* begin *
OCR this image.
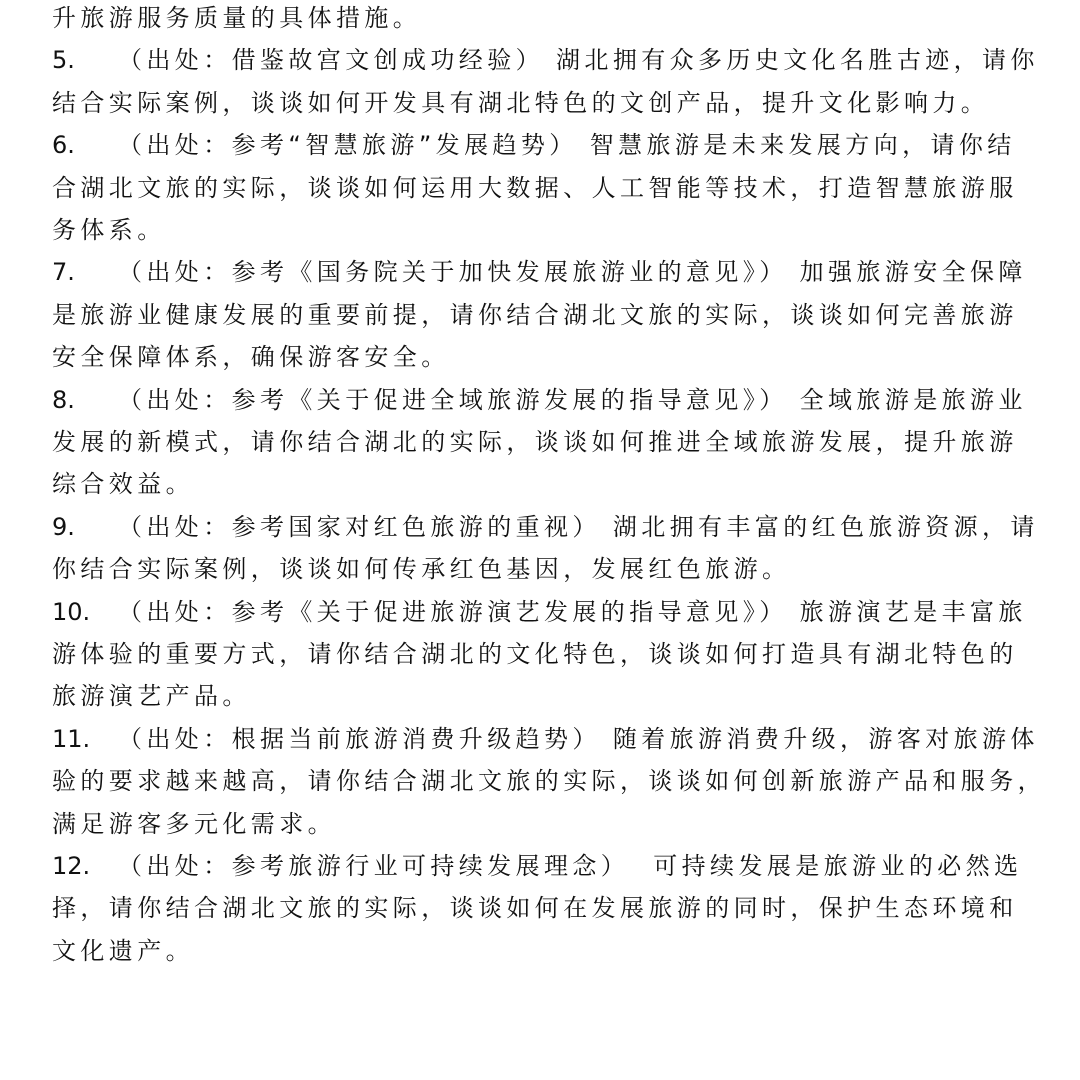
升旅游服务质量的具体措施。
5. （出处：借鉴故宫文创成功经验） 湖北拥有众多历史文化名胜古迹，请你
结合实际案例，谈谈如何开发具有湖北特色的文创产品，提升文化影响力。
6. （出处：参考“智慧旅游”发展趋势） 智慧旅游是未来发展方向，请你结
合湖北文旅的实际，谈谈如何运用大数据、人工智能等技术，打造智慧旅游服
务体系。
7. （出处：参考《国务院关于加快发展旅游业的意见》） 加强旅游安全保障
是旅游业健康发展的重要前提，请你结合湖北文旅的实际，谈谈如何完善旅游
安全保障体系，确保游客安全。
8. （出处：参考《关于促进全域旅游发展的指导意见》） 全域旅游是旅游业
发展的新模式，请你结合湖北的实际，谈谈如何推进全域旅游发展，提升旅游
综合效益。
9. （出处：参考国家对红色旅游的重视） 湖北拥有丰富的红色旅游资源，请
你结合实际案例，谈谈如何传承红色基因，发展红色旅游。
10. （出处：参考《关于促进旅游演艺发展的指导意见》） 旅游演艺是丰富旅
游体验的重要方式，请你结合湖北的文化特色，谈谈如何打造具有湖北特色的
旅游演艺产品。
11. （出处：根据当前旅游消费升级趋势） 随着旅游消费升级，游客对旅游体
验的要求越来越高，请你结合湖北文旅的实际，谈谈如何创新旅游产品和服务，
满足游客多元化需求。
12. （出处：参考旅游行业可持续发展理念）  可持续发展是旅游业的必然选
择，请你结合湖北文旅的实际，谈谈如何在发展旅游的同时，保护生态环境和
文化遗产。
* end *
Restate the records above in full, word for word. Keep pictures out.

» FINISHED TASK:
OCR this image.
升旅游服务质量的具体措施。
5. （出处：借鉴故宫文创成功经验） 湖北拥有众多历史文化名胜古迹，请你
结合实际案例，谈谈如何开发具有湖北特色的文创产品，提升文化影响力。
6. （出处：参考“智慧旅游”发展趋势） 智慧旅游是未来发展方向，请你结
合湖北文旅的实际，谈谈如何运用大数据、人工智能等技术，打造智慧旅游服
务体系。
7. （出处：参考《国务院关于加快发展旅游业的意见》） 加强旅游安全保障
是旅游业健康发展的重要前提，请你结合湖北文旅的实际，谈谈如何完善旅游
安全保障体系，确保游客安全。
8. （出处：参考《关于促进全域旅游发展的指导意见》） 全域旅游是旅游业
发展的新模式，请你结合湖北的实际，谈谈如何推进全域旅游发展，提升旅游
综合效益。
9. （出处：参考国家对红色旅游的重视） 湖北拥有丰富的红色旅游资源，请
你结合实际案例，谈谈如何传承红色基因，发展红色旅游。
10. （出处：参考《关于促进旅游演艺发展的指导意见》） 旅游演艺是丰富旅
游体验的重要方式，请你结合湖北的文化特色，谈谈如何打造具有湖北特色的
旅游演艺产品。
11. （出处：根据当前旅游消费升级趋势） 随着旅游消费升级，游客对旅游体
验的要求越来越高，请你结合湖北文旅的实际，谈谈如何创新旅游产品和服务，
满足游客多元化需求。
12. （出处：参考旅游行业可持续发展理念）  可持续发展是旅游业的必然选
择，请你结合湖北文旅的实际，谈谈如何在发展旅游的同时，保护生态环境和
文化遗产。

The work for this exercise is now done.